## READING TEXT
########
I promised to show you some high dynamic range ( HDR ) photography. Are you ready?

In order to produce a good HDR image you will need several things. First, you’ll need a high contrast scene in which you would like to capture the full dynamic range, or as close as possible. You’ll want to choose a scene without too much movement, ie. water, clouds, foliage in the wind. People are challenging to shoot for HDR images, but it can work if they stay still. You should use a tripod for the best results, hand held shots are challenging at best. Change only the shutter speed to achieve the EV’s you’re looking for. You don’t want to change the aperture because that will change your depth of field and that variable needs to be constant for your HDR image to work.

You’ll need to shoot three images, with different exposure values, although you can use less, or more images. The easiest way to do this is to use your camera’s auto exposure bracketing to capture the same image at varying exposure levels, to include all of the tones in your image. For example, use Auto Exposure bracketing to capture 3 images of a scene, one at -2EV, one at 0EV, and one at +2EV. You may need to include more exposures than this for your image. For instance, I used 4 shots to produce the image below. The images used to produce the HDR image below were shot with the following EV’s, +1EV, 0EV, -1EV, and -2EV. I found that adding a +2EV image was too much, that blew the highlights out, it really takes a judgement call as to how many images, and at what EV range you’ll need to capture the full dynamic range of your scene. I learned that sometimes less is more in this case.

An HDR image produced with Photomatix Pro and Detail Enhancer

An HDR image produced with Photomatix Pro and Detail Enhancer

Here’s the 0 EV image processed in Canon’s Digital Photo Professional software. I tried to get as close to the above exposure as possible. As you can see, no comparison.

This is the raw 0EV image processed in Canon's Digital Photo Professional

This is the raw 0EV image processed in Canon's Digital Photo Professional

If your camera has Auto Exposure Bracketing (AEB) that allows you to predefine the number of images and exposure variation for your set of images, and if your camera offers continuous shooting mode, all the better because you’ll just need to press and hold the shutter release once to shoot all the exposures for the set.
########
## EXCERPTED DATA

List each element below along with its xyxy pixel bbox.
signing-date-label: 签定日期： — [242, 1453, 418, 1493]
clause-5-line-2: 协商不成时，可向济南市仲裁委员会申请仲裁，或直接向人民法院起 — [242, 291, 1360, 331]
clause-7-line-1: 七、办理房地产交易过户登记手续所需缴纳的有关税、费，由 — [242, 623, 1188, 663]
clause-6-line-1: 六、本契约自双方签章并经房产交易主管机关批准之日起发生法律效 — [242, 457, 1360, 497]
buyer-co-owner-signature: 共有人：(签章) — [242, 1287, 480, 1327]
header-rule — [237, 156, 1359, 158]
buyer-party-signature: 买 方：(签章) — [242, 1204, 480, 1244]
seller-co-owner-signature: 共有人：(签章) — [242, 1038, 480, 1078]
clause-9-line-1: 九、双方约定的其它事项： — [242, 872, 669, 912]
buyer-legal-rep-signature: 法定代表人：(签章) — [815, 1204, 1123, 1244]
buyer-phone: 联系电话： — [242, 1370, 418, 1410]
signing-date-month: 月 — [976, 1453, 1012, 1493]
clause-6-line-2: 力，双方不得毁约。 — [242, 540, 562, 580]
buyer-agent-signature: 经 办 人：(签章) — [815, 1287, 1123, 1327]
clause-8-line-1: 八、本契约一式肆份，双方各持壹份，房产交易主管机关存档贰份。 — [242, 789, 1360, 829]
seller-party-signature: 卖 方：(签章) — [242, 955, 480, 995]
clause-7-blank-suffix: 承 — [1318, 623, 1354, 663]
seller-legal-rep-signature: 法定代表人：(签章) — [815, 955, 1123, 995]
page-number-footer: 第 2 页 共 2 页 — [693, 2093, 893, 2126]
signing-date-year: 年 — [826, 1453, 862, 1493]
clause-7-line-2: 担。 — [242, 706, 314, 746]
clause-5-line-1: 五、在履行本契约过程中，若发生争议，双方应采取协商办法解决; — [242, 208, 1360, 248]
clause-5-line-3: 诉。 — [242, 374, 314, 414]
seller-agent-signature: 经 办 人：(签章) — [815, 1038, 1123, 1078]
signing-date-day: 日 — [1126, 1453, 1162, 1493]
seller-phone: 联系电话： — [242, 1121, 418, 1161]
########
## GIVEN PROBLEM 1
In the HDR photography text, which exposure values were used for the four shots behind the finished HDR image?
## GIVEN PROBLEM 2
Go on with the HDR photography text from its last sentence.

## EXPECTED ANSWER 1
+1EV, 0EV, -1EV, and -2EV.

## EXPECTED ANSWER 2
Once you’ve captured the images for your soon to be HDR image, you’ll need to combine those images into one image. You can use several different apps to do this, including; Photomatix Pro, FDR Tools, Dynamic Photo HDR, Adobe Photoshop, or Artizen HDR. Many offer free trials. Today I tried Photomatix Pro, to process my HDR images. In addition to the fact that they offer a video tutorial, I found the program to be intuitive, and it produced good results, once I figured out what each image needed. I processed various images of different exposures until I got something I liked. You do have to get familiar with the process. You get out, what you put in.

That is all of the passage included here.